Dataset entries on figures
——————————

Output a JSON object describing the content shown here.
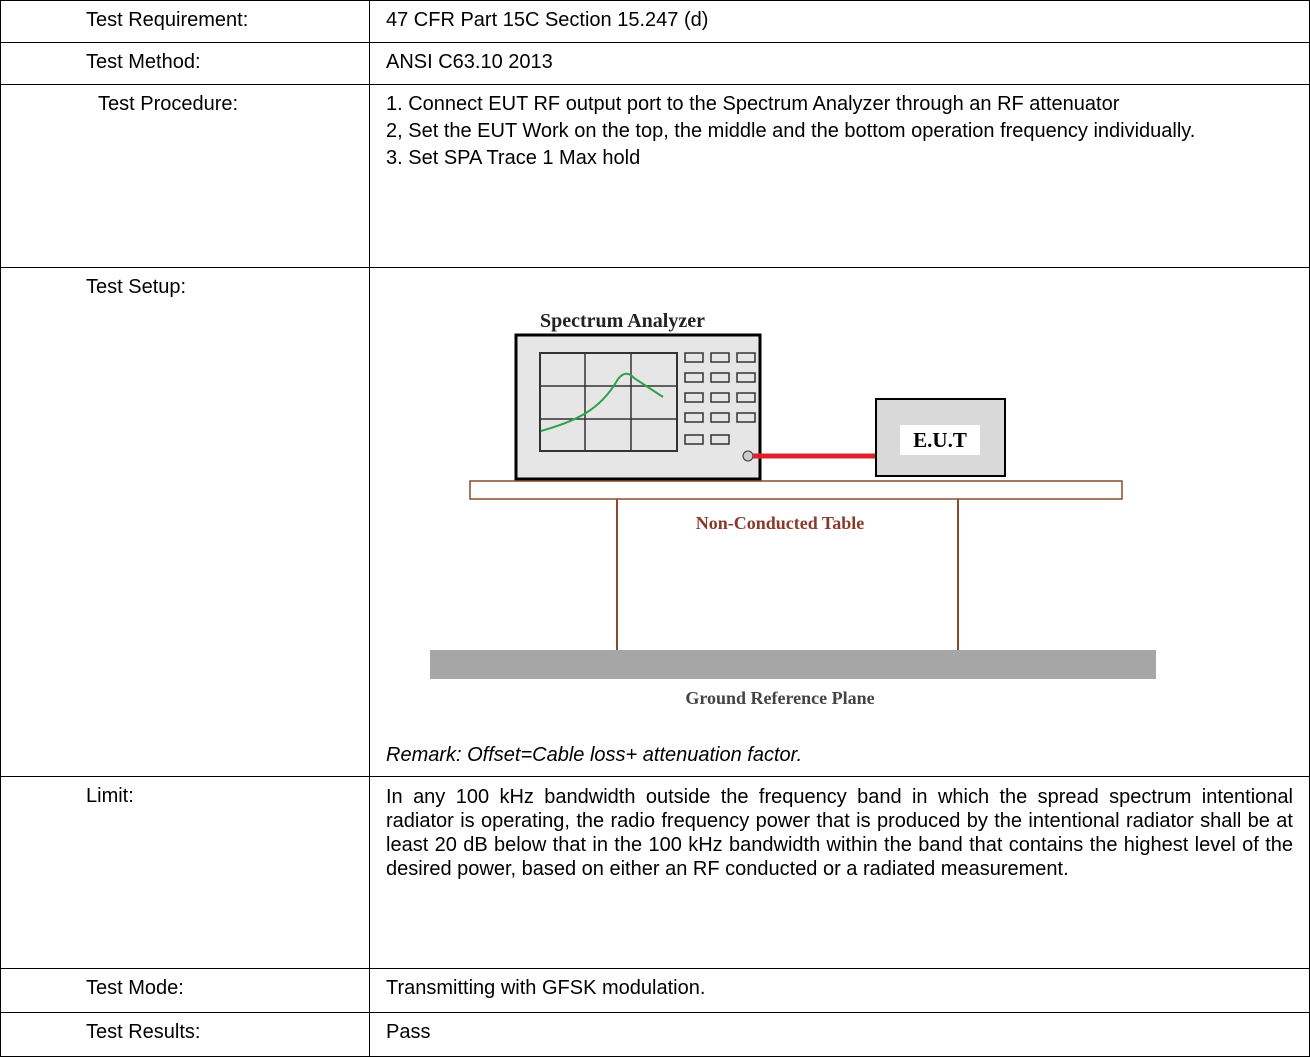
{
  "table": {
    "rows": [
      {
        "label": "Test Requirement:",
        "value": "47 CFR Part 15C Section 15.247 (d)"
      },
      {
        "label": "Test Method:",
        "value": "ANSI C63.10 2013"
      },
      {
        "label": "Test Procedure:",
        "steps": [
          "1. Connect EUT RF output port to the Spectrum Analyzer through an RF attenuator",
          "2, Set the EUT Work on the top, the middle and the bottom operation frequency individually.",
          "3. Set SPA Trace 1 Max hold"
        ]
      },
      {
        "label": "Test Setup:",
        "diagram": {
          "analyzer": "Spectrum Analyzer",
          "eut": "E.U.T",
          "table": "Non-Conducted Table",
          "ground": "Ground Reference Plane"
        },
        "remark": "Remark: Offset=Cable loss+ attenuation factor."
      },
      {
        "label": "Limit:",
        "value": "In any 100 kHz bandwidth outside the frequency band in which the spread spectrum intentional radiator is operating, the radio frequency power that is produced by the intentional radiator shall be at least 20 dB below that in the 100 kHz bandwidth within the band that contains the highest level of the desired power, based on either an RF conducted or a radiated measurement."
      },
      {
        "label": "Test Mode:",
        "value": "Transmitting with GFSK modulation."
      },
      {
        "label": "Test Results:",
        "value": "Pass"
      }
    ]
  }
}
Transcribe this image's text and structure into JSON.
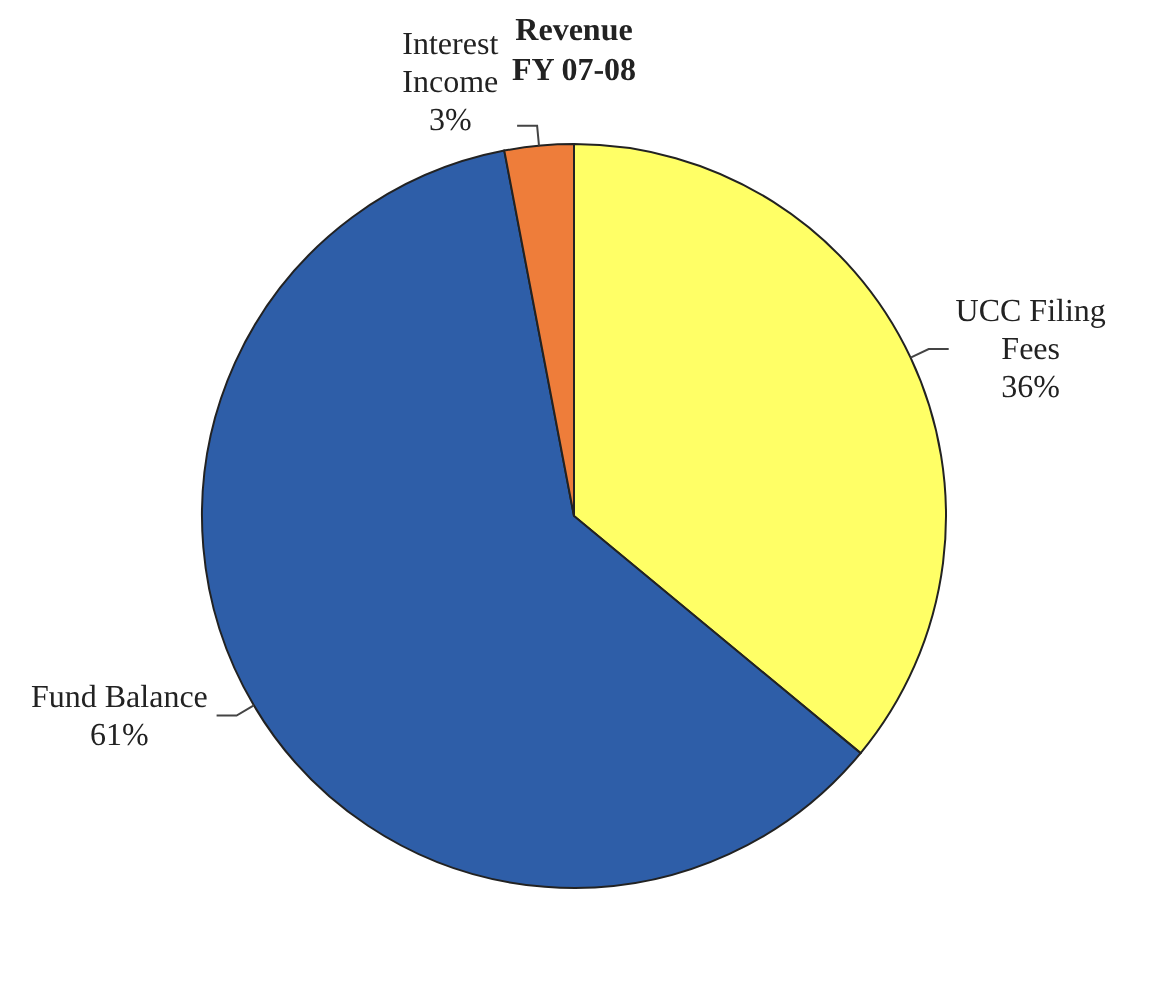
{
  "chart_data": {
    "type": "pie",
    "title": "Revenue",
    "subtitle": "FY 07-08",
    "categories": [
      "UCC Filing Fees",
      "Fund Balance",
      "Interest Income"
    ],
    "values": [
      36,
      61,
      3
    ],
    "value_labels": [
      "36%",
      "61%",
      "3%"
    ],
    "colors": [
      "#ffff66",
      "#2e5ea8",
      "#ee7d3a"
    ],
    "legend": false
  }
}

——————————

▶ **Instruction**
Scan the lines above for "frequency", then copy every one that has it.

▶ **Solution for this task**
          "2, Set the EUT Work on the top, the middle and the bottom operation frequency individually.",
        "value": "In any 100 kHz bandwidth outside the frequency band in which the spread spectrum intentional radiator is operating, the radio frequency power that is produced by the intentional radiator shall be at least 20 dB below that in the 100 kHz bandwidth within the band that contains the highest level of the desired power, based on either an RF conducted or a radiated measurement."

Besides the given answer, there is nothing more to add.